**** INPUT FOR THIS TASK

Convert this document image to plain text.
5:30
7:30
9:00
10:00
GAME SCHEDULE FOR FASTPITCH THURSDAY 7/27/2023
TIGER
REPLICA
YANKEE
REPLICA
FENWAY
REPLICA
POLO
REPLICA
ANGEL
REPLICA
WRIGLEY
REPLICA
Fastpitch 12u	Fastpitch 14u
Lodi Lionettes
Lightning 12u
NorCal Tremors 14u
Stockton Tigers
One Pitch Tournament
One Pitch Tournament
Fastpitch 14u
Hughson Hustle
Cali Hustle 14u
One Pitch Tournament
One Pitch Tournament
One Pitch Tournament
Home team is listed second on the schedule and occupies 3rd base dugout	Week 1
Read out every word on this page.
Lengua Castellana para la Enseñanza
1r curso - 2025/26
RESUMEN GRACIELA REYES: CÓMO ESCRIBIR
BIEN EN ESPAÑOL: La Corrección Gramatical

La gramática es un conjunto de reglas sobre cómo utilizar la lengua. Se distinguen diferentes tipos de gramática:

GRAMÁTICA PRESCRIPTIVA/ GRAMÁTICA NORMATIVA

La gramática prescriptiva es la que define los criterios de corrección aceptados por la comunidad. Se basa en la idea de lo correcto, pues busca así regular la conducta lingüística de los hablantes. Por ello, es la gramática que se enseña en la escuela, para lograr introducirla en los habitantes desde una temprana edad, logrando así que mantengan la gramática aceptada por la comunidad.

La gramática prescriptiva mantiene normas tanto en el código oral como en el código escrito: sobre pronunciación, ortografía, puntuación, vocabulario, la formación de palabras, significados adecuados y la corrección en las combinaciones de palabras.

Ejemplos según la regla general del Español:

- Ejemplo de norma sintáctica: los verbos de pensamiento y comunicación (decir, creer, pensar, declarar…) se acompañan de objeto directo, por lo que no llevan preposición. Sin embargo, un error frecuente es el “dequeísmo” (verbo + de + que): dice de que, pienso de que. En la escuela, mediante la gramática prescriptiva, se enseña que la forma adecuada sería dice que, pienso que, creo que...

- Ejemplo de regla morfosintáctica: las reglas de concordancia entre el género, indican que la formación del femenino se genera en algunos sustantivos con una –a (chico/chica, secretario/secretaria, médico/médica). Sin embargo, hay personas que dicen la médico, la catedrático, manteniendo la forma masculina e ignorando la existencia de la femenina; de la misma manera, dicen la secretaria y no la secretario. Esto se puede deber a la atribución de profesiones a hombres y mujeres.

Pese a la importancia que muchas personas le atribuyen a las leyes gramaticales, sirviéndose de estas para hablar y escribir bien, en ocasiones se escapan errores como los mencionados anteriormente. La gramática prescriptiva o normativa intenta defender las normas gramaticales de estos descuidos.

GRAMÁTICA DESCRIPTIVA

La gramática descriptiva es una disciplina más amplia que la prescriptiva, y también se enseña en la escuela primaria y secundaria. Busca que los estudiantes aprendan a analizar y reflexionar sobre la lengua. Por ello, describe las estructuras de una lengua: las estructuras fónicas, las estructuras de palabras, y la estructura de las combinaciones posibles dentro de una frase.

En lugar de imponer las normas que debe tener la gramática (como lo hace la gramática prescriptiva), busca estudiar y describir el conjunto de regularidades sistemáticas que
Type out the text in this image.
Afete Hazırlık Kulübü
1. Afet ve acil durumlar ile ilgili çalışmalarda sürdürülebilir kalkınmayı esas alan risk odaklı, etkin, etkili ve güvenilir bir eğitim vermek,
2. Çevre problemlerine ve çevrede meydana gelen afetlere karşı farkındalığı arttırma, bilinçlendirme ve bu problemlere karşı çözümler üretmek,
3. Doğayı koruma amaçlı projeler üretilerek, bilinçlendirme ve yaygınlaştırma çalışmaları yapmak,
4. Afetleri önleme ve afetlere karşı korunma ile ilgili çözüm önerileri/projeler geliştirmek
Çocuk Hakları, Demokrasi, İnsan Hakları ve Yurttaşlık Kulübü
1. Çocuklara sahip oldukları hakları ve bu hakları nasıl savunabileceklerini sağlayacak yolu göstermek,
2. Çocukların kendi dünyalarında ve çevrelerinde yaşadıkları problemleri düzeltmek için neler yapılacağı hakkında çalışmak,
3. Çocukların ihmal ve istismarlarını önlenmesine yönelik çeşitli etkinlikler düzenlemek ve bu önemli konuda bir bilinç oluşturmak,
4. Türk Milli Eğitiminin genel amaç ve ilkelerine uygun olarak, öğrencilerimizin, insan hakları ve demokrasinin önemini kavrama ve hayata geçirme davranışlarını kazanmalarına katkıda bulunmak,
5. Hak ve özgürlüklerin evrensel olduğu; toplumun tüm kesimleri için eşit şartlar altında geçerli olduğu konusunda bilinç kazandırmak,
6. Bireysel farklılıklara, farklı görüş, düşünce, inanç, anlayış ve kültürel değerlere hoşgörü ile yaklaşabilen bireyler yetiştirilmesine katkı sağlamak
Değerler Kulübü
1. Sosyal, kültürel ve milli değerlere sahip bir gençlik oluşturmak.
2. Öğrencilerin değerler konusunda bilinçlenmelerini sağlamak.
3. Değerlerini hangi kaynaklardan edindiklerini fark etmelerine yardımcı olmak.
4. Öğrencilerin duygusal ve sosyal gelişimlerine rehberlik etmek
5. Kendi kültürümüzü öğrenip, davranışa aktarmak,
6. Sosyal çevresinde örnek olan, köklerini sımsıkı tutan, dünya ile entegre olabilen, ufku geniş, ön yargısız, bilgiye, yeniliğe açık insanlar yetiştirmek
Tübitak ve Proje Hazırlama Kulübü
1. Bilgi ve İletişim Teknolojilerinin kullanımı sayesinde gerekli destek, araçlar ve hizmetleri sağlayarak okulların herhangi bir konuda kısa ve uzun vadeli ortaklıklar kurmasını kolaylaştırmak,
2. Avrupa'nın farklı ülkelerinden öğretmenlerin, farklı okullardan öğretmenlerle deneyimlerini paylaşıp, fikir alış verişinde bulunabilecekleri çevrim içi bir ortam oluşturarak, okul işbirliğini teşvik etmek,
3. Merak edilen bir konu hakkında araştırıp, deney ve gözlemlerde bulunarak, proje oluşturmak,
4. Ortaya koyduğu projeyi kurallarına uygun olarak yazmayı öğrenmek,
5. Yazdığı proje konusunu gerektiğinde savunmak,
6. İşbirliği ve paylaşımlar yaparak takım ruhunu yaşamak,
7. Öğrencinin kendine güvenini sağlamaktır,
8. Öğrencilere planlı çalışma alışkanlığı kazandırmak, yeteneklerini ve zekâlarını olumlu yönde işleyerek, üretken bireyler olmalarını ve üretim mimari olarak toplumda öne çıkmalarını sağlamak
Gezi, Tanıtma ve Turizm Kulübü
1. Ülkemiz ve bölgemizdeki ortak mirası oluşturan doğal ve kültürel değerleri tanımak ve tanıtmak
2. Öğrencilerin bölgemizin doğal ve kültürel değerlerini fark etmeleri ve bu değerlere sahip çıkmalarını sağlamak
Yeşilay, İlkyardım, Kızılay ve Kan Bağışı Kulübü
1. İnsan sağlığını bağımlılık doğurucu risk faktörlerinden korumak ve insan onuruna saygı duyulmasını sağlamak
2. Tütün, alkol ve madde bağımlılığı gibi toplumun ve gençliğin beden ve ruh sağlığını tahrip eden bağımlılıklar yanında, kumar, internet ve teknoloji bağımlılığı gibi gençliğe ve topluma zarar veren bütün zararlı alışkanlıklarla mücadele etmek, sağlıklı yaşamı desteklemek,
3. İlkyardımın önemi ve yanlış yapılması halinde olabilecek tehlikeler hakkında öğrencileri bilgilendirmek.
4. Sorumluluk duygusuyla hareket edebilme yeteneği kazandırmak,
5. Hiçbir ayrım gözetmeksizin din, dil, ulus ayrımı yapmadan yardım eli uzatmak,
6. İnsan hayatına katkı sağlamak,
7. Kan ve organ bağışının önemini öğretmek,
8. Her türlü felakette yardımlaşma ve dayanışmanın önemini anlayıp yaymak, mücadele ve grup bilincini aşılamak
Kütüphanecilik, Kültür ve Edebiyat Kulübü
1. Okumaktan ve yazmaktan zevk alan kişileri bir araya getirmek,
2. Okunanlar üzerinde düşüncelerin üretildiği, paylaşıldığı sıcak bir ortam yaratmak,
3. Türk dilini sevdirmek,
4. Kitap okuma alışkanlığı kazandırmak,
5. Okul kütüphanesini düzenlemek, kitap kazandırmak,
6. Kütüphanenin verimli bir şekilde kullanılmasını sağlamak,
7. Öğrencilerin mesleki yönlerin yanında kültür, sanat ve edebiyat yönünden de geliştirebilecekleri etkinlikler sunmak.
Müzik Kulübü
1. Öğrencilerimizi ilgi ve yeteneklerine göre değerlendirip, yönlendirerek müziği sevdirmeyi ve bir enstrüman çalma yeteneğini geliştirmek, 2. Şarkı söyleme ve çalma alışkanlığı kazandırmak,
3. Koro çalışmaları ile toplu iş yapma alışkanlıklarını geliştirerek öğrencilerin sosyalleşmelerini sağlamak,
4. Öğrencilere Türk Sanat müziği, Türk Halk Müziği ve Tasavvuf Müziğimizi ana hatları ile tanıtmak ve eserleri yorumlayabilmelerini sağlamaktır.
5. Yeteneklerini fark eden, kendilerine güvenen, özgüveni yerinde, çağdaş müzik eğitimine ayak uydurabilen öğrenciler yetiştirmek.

********

EXERCISE INSTRUCTIONS |
Gather each line from the entries above that includes the word "karşı".

SOLUTION FOR THIS TASK |
2. Çevre problemlerine ve çevrede meydana gelen afetlere karşı farkındalığı arttırma, bilinçlendirme ve bu problemlere karşı çözümler üretmek,
4. Afetleri önleme ve afetlere karşı korunma ile ilgili çözüm önerileri/projeler geliştirmek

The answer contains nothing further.